Excerpted records:
####

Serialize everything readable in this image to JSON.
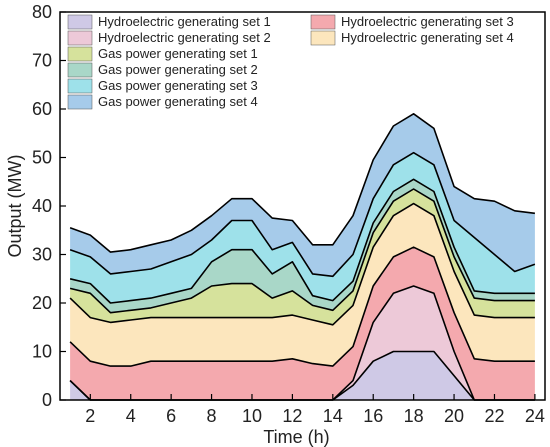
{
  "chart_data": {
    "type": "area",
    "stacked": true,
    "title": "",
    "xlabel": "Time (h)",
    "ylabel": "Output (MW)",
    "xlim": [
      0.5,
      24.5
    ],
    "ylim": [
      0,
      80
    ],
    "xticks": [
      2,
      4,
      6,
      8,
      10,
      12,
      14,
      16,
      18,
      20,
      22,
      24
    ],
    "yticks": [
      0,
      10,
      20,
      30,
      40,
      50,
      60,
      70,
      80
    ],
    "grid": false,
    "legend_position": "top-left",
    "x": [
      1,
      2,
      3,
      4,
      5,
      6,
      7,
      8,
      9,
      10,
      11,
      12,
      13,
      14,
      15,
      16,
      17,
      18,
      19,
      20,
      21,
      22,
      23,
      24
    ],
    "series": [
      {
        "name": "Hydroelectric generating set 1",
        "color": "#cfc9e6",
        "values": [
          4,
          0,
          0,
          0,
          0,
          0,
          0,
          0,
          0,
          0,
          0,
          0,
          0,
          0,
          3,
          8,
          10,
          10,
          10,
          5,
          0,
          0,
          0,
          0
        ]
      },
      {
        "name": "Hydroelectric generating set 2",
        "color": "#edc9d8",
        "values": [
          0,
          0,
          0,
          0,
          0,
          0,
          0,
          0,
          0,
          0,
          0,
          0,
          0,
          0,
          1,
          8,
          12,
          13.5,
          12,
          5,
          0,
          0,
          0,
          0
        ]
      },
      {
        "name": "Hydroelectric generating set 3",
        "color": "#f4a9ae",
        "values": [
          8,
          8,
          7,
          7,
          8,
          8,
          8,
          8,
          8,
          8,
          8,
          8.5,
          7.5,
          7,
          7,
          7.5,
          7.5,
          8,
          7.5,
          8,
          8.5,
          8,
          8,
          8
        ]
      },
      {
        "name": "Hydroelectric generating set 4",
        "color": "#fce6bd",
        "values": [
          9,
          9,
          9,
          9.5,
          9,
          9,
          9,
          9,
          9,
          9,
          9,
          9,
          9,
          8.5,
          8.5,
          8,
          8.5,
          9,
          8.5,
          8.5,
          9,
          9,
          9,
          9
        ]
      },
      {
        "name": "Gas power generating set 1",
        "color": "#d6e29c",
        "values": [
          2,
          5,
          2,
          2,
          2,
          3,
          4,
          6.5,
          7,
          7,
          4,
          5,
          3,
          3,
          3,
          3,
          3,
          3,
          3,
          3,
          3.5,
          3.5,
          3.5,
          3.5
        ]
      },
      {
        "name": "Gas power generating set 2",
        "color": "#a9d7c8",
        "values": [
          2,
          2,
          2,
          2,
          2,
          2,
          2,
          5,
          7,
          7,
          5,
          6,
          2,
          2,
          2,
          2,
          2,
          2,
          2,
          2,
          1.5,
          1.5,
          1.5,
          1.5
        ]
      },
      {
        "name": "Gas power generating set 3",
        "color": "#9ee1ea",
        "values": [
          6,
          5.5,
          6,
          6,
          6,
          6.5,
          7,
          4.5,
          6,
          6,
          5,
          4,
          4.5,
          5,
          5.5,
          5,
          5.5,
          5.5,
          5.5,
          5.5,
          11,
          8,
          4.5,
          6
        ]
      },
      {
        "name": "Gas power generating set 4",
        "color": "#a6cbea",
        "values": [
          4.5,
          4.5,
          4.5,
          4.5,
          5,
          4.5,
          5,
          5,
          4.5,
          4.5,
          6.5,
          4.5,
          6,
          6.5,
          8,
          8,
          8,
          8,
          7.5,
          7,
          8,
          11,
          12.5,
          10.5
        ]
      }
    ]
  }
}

####

Stated exercise:
Check each line of the records above for the word "generating", then give the number of lines that have it, with no other words.

Solution to the problem:
8